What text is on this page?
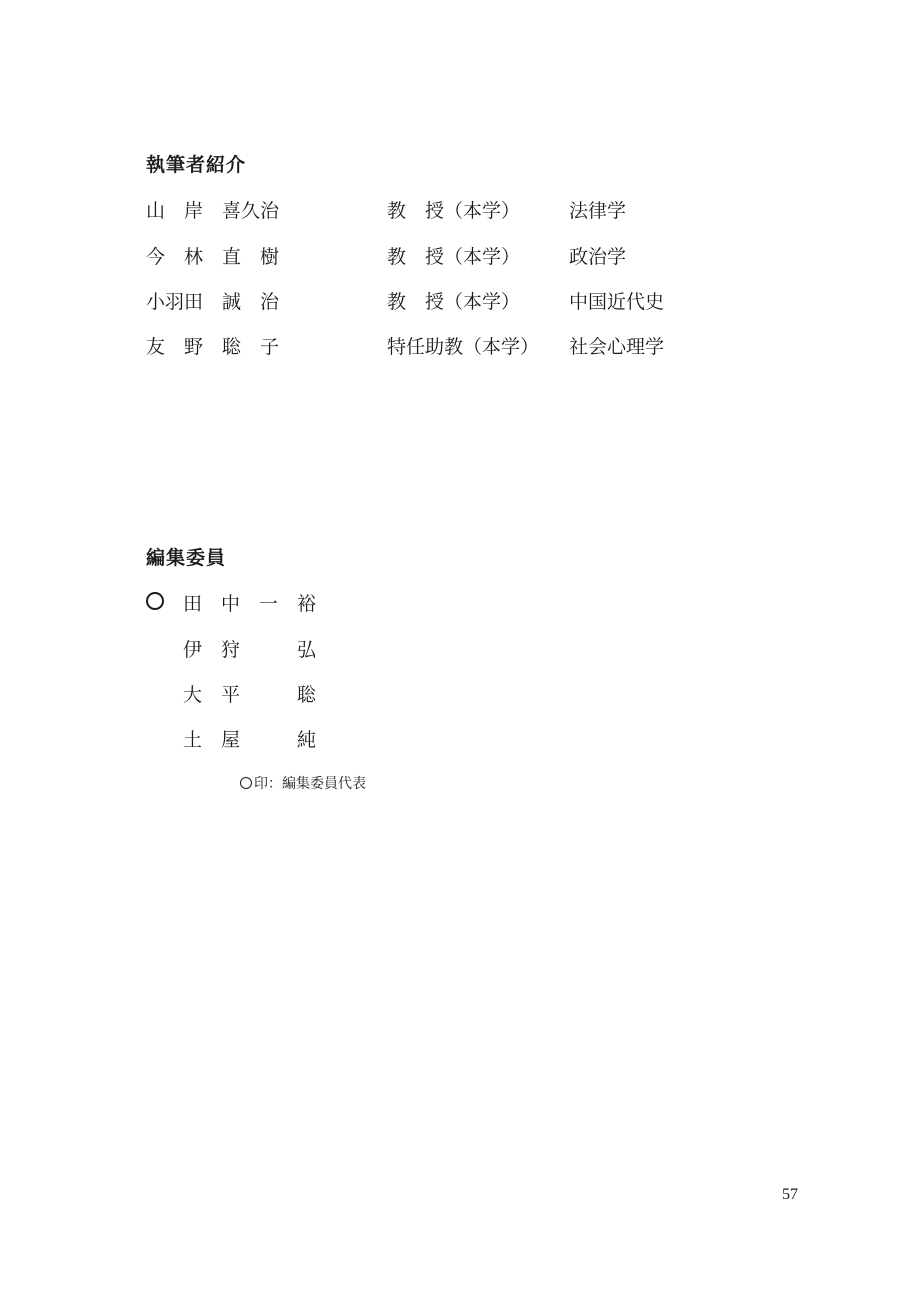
執筆者紹介
山　岸　喜久治	教　授（本学）	法律学
今　林　直　樹	教　授（本学）	政治学
小羽田　誠　治	教　授（本学）	中国近代史
友　野　聡　子	特任助教（本学） 社会心理学
編集委員
田　中　一　裕
伊　狩　　　弘
大　平　　　聡
土　屋　　　純
印：編集委員代表
57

=====

Transcribe every record above exactly as written, leaving out any pictures.

What text is on this page?
執筆者紹介
山　岸　喜久治	教　授（本学）	法律学
今　林　直　樹	教　授（本学）	政治学
小羽田　誠　治	教　授（本学）	中国近代史
友　野　聡　子	特任助教（本学） 社会心理学
編集委員
田　中　一　裕
伊　狩　　　弘
大　平　　　聡
土　屋　　　純
印：編集委員代表
57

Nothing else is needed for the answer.